SUPPLIED TEXT:

VKontakte is typically considered the Russian interpretation of Facebook, and while both companies have similar social networking features, VKontakte has a much stronger presence in streaming media.  Many Russians turn to VKontakte as a primary source of streaming music and video, and VK is especially popular among Russians younger than 25.

Although Odnoklassniki is the second most popular social network in Russia, the site is particularly popular among older generations and is typically used for connecting former classmates.

WhatsApp has a considerable fanbase in Russia.  The Facebook-owned service is available through mobile applications that have cross-platform capabilities, allowing users to message one another from within the app on any major mobile OS.  This makes the service especially popular for international communication, as well as in countries where text messaging is expensive or restricted.

The fourth most popular social network in Russia is not as widely used as it is in the United States, but its growing popularity and strong tools for brand integration make it a necessary addition for social buttons.  Specific brand pages for Russian companies and subsidiaries are less common than on Vkontakte, but Facebook is a necessary social button to have for sharing content, and it is a popular service to use for logging in to a company’s website.

Online media consumption is especially popular in Russia, which helps to explain why many companies operate their own YouTube channels.  It is a good idea to operate a YouTube channel specific to a company’s Russian website in order to better expand one’s customer base.  Social buttons linking to the YouTube channels for companies are increasingly popular, particularly for those in fields where visuals are a strong part of the customer experience, such as in the auto industry.

Read more here.

 

3 ways Russian culture matters online

At this point you might be wondering, “But what about the mysterious Russian soul? Should I consider making changes to my website or ads based on differing cultural norms and expectations?”

Some ideas on how the Russian psyche works based on the work of Hofstede can be found here.

In addition to that, this article by Melissa McDonald has several examples of how Russian cultural traits affect their online behavior, focusing on gift-giving, the importance of appearances, and the value of strong relationships:

 “Many of today’s popular online dating sites in Russia have a gift-giving feature. While many of these dating sites are free, users can spend a few dollars for virtual gift credits.  A virtual gift on dating sites works as a good conversation starter and is truly appreciated by women.

Traditionally, Russian men frequently give women flowers or chocolates and tend to court women a bit more than the current Western scene.  Gifts are more common and appreciated than we would see in the US. Where it may seem cheesy for a man to give a virtual gift and a women to dismiss the picture of a flower in the US, Russian culture invites this online behavior.

Russians care about their appearance and always look put together and presentable when in public.  While appearance has become a bit more relaxed, there is no “wear my yoga outfit to the grocery store” “throw some sweatpants on to go out to brunch” behavior in Russia.  Same goes for social media – after all, it’s public.  Posting lots of modelesque pictures of one self isn’t seen as something that makes a person really self-involved but pretty common and appreciated.

…serious relationships are just the norm in Russia.  Over 80% of surveyed Russians said they were looking for serious relationships online according to a study by mamba.ru, a leading Russian dating site.

Beyond more Russians adjusting their search parameters to find love online, this cultural aspect has impacted the way dating apps are being used.  Among others, Tinder has taken off almost as much as it has in the US.  …  Despite the way the app works and is known in the US, Russians use it to find serious relationships and business networking purposes. … If they aren’t finding a serious relationship on Tinder they are looking for a free marketing tool for their private business like advertising their English language tutoring.

DATA FOR ANALYSIS:
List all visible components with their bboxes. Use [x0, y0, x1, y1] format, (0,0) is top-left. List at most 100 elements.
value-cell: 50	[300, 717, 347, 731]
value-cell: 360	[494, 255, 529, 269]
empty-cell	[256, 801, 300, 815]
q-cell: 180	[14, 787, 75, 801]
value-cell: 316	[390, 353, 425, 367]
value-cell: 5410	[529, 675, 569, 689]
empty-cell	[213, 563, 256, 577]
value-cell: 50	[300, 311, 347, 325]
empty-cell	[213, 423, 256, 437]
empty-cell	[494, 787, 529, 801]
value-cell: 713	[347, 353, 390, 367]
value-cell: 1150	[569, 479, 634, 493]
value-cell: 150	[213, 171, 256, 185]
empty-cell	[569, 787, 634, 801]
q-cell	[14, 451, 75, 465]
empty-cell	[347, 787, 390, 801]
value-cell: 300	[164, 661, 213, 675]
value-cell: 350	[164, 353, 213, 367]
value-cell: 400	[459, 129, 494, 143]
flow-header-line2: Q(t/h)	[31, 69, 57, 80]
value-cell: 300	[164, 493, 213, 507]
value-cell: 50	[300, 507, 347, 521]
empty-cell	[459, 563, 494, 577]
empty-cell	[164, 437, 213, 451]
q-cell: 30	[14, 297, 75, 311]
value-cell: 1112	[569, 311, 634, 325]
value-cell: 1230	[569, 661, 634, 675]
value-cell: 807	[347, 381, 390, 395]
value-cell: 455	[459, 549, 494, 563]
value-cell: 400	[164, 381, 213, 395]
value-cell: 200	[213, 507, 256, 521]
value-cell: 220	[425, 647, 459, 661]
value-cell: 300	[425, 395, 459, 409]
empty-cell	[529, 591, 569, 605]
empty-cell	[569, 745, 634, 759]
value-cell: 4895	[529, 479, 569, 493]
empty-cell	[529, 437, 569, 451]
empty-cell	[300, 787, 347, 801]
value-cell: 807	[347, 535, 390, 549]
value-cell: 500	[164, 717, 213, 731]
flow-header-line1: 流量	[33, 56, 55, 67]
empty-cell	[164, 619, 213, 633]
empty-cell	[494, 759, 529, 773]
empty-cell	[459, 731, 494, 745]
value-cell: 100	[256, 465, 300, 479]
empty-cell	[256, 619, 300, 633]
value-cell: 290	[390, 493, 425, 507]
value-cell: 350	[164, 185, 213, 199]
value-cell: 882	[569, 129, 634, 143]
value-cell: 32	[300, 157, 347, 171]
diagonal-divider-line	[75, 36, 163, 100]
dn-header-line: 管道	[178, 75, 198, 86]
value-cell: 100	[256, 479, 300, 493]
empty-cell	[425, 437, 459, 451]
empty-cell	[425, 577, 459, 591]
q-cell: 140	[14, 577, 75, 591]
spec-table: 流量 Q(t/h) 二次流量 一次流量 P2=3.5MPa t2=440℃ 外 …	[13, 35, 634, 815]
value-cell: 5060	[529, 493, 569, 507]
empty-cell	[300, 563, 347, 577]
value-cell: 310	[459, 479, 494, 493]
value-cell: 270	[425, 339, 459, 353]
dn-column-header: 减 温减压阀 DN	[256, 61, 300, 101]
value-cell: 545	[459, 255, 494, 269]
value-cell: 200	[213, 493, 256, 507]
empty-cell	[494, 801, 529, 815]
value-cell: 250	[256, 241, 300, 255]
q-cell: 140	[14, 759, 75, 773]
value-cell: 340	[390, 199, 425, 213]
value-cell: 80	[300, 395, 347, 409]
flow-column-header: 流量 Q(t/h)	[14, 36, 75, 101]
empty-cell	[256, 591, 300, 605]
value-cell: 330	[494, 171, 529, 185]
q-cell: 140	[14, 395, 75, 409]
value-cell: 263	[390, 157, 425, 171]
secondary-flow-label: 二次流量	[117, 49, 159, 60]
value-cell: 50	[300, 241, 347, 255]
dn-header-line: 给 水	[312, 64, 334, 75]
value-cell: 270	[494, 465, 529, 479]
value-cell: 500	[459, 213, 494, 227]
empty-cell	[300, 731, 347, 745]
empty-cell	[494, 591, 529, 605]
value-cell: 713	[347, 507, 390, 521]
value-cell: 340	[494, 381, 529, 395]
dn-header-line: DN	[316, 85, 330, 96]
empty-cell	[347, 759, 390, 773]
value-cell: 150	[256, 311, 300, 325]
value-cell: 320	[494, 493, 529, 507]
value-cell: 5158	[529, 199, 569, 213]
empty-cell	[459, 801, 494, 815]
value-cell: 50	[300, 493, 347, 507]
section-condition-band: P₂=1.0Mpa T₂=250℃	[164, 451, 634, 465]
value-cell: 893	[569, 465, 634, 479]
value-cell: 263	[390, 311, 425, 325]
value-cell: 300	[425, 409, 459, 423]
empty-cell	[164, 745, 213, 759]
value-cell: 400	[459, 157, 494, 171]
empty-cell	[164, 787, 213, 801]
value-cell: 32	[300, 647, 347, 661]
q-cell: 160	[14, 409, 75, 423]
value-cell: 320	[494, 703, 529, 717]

REQUIRED TASKS:
1. Name every online platform or service mentioned by name in the text on Russian social media.
2. Reproduce the passage of the text on Russian social media between "VKontakte is typically" and "connecting former classmates.", inclusive.
The records were drawn from a separate source.

YOUR RESPONSES:
1. VKontakte (also written VK and Vkontakte), Odnoklassniki, WhatsApp, Facebook, YouTube, mamba.ru, Tinder

2.
VKontakte is typically considered the Russian interpretation of Facebook, and while both companies have similar social networking features, VKontakte has a much stronger presence in streaming media.  Many Russians turn to VKontakte as a primary source of streaming music and video, and VK is especially popular among Russians younger than 25.

Although Odnoklassniki is the second most popular social network in Russia, the site is particularly popular among older generations and is typically used for connecting former classmates.